AVAILABLE DATA:

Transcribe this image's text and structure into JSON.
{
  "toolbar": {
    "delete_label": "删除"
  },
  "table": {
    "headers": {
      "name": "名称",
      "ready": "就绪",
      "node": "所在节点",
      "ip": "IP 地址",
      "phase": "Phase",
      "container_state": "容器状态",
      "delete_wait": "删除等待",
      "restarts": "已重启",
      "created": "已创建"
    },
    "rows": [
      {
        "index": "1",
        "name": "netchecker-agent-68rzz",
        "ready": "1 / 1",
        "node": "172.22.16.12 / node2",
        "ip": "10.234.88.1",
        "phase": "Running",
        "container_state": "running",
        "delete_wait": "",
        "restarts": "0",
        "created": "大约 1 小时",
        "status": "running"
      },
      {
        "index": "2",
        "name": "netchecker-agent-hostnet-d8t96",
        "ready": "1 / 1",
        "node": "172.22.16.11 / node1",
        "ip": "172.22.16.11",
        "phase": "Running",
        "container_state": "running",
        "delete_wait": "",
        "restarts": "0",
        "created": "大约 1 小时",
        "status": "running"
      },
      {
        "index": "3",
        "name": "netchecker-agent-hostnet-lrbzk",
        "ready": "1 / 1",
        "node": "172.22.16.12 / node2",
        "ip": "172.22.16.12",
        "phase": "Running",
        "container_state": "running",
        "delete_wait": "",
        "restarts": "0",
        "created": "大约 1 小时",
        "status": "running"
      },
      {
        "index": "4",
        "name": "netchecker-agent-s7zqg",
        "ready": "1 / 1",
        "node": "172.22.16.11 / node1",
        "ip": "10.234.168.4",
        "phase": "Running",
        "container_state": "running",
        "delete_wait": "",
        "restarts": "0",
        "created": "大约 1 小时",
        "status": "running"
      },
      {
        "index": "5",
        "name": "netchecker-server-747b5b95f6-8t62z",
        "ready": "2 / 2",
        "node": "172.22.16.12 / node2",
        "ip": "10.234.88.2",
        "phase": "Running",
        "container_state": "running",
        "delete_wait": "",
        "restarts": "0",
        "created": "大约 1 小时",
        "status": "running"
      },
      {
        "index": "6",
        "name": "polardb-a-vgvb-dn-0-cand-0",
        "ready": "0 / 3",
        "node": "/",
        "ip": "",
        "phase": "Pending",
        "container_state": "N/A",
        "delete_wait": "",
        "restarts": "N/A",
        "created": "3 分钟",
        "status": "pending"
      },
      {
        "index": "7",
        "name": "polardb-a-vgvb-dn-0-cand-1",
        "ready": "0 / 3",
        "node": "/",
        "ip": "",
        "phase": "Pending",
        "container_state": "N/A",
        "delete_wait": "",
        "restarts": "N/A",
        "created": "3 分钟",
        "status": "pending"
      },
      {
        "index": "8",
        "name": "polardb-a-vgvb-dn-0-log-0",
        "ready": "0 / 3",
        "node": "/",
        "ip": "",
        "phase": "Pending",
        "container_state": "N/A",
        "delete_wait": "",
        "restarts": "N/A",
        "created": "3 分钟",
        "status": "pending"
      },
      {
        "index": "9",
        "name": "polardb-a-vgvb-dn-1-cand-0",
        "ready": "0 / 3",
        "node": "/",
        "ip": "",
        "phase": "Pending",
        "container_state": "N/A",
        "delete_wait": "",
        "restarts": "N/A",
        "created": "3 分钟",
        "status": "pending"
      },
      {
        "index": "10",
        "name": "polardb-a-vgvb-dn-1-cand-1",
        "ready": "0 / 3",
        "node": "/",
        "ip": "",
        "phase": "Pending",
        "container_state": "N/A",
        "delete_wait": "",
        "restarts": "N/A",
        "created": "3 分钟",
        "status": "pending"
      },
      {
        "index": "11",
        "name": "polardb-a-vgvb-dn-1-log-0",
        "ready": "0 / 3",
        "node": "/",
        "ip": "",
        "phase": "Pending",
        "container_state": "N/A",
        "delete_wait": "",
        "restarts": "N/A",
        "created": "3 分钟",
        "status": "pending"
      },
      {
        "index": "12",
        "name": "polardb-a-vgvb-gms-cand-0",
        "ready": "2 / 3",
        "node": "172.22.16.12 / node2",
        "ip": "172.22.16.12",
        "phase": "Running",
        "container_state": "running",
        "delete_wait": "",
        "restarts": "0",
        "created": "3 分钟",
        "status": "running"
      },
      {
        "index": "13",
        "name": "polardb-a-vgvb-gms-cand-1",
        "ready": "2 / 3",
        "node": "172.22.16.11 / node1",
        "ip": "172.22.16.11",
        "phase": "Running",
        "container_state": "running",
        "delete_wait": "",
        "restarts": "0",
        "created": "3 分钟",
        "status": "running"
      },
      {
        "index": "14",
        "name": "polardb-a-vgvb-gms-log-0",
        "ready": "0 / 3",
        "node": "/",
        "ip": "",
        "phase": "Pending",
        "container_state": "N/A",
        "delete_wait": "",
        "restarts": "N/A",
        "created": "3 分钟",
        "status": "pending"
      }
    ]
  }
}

PROBLEM DESCRIPTION: The records above must be repeated exactly, every one of them.

OUTPUT BELOW:
Transcribe this image's text and structure into JSON.
{
  "toolbar": {
    "delete_label": "删除"
  },
  "table": {
    "headers": {
      "name": "名称",
      "ready": "就绪",
      "node": "所在节点",
      "ip": "IP 地址",
      "phase": "Phase",
      "container_state": "容器状态",
      "delete_wait": "删除等待",
      "restarts": "已重启",
      "created": "已创建"
    },
    "rows": [
      {
        "index": "1",
        "name": "netchecker-agent-68rzz",
        "ready": "1 / 1",
        "node": "172.22.16.12 / node2",
        "ip": "10.234.88.1",
        "phase": "Running",
        "container_state": "running",
        "delete_wait": "",
        "restarts": "0",
        "created": "大约 1 小时",
        "status": "running"
      },
      {
        "index": "2",
        "name": "netchecker-agent-hostnet-d8t96",
        "ready": "1 / 1",
        "node": "172.22.16.11 / node1",
        "ip": "172.22.16.11",
        "phase": "Running",
        "container_state": "running",
        "delete_wait": "",
        "restarts": "0",
        "created": "大约 1 小时",
        "status": "running"
      },
      {
        "index": "3",
        "name": "netchecker-agent-hostnet-lrbzk",
        "ready": "1 / 1",
        "node": "172.22.16.12 / node2",
        "ip": "172.22.16.12",
        "phase": "Running",
        "container_state": "running",
        "delete_wait": "",
        "restarts": "0",
        "created": "大约 1 小时",
        "status": "running"
      },
      {
        "index": "4",
        "name": "netchecker-agent-s7zqg",
        "ready": "1 / 1",
        "node": "172.22.16.11 / node1",
        "ip": "10.234.168.4",
        "phase": "Running",
        "container_state": "running",
        "delete_wait": "",
        "restarts": "0",
        "created": "大约 1 小时",
        "status": "running"
      },
      {
        "index": "5",
        "name": "netchecker-server-747b5b95f6-8t62z",
        "ready": "2 / 2",
        "node": "172.22.16.12 / node2",
        "ip": "10.234.88.2",
        "phase": "Running",
        "container_state": "running",
        "delete_wait": "",
        "restarts": "0",
        "created": "大约 1 小时",
        "status": "running"
      },
      {
        "index": "6",
        "name": "polardb-a-vgvb-dn-0-cand-0",
        "ready": "0 / 3",
        "node": "/",
        "ip": "",
        "phase": "Pending",
        "container_state": "N/A",
        "delete_wait": "",
        "restarts": "N/A",
        "created": "3 分钟",
        "status": "pending"
      },
      {
        "index": "7",
        "name": "polardb-a-vgvb-dn-0-cand-1",
        "ready": "0 / 3",
        "node": "/",
        "ip": "",
        "phase": "Pending",
        "container_state": "N/A",
        "delete_wait": "",
        "restarts": "N/A",
        "created": "3 分钟",
        "status": "pending"
      },
      {
        "index": "8",
        "name": "polardb-a-vgvb-dn-0-log-0",
        "ready": "0 / 3",
        "node": "/",
        "ip": "",
        "phase": "Pending",
        "container_state": "N/A",
        "delete_wait": "",
        "restarts": "N/A",
        "created": "3 分钟",
        "status": "pending"
      },
      {
        "index": "9",
        "name": "polardb-a-vgvb-dn-1-cand-0",
        "ready": "0 / 3",
        "node": "/",
        "ip": "",
        "phase": "Pending",
        "container_state": "N/A",
        "delete_wait": "",
        "restarts": "N/A",
        "created": "3 分钟",
        "status": "pending"
      },
      {
        "index": "10",
        "name": "polardb-a-vgvb-dn-1-cand-1",
        "ready": "0 / 3",
        "node": "/",
        "ip": "",
        "phase": "Pending",
        "container_state": "N/A",
        "delete_wait": "",
        "restarts": "N/A",
        "created": "3 分钟",
        "status": "pending"
      },
      {
        "index": "11",
        "name": "polardb-a-vgvb-dn-1-log-0",
        "ready": "0 / 3",
        "node": "/",
        "ip": "",
        "phase": "Pending",
        "container_state": "N/A",
        "delete_wait": "",
        "restarts": "N/A",
        "created": "3 分钟",
        "status": "pending"
      },
      {
        "index": "12",
        "name": "polardb-a-vgvb-gms-cand-0",
        "ready": "2 / 3",
        "node": "172.22.16.12 / node2",
        "ip": "172.22.16.12",
        "phase": "Running",
        "container_state": "running",
        "delete_wait": "",
        "restarts": "0",
        "created": "3 分钟",
        "status": "running"
      },
      {
        "index": "13",
        "name": "polardb-a-vgvb-gms-cand-1",
        "ready": "2 / 3",
        "node": "172.22.16.11 / node1",
        "ip": "172.22.16.11",
        "phase": "Running",
        "container_state": "running",
        "delete_wait": "",
        "restarts": "0",
        "created": "3 分钟",
        "status": "running"
      },
      {
        "index": "14",
        "name": "polardb-a-vgvb-gms-log-0",
        "ready": "0 / 3",
        "node": "/",
        "ip": "",
        "phase": "Pending",
        "container_state": "N/A",
        "delete_wait": "",
        "restarts": "N/A",
        "created": "3 分钟",
        "status": "pending"
      }
    ]
  }
}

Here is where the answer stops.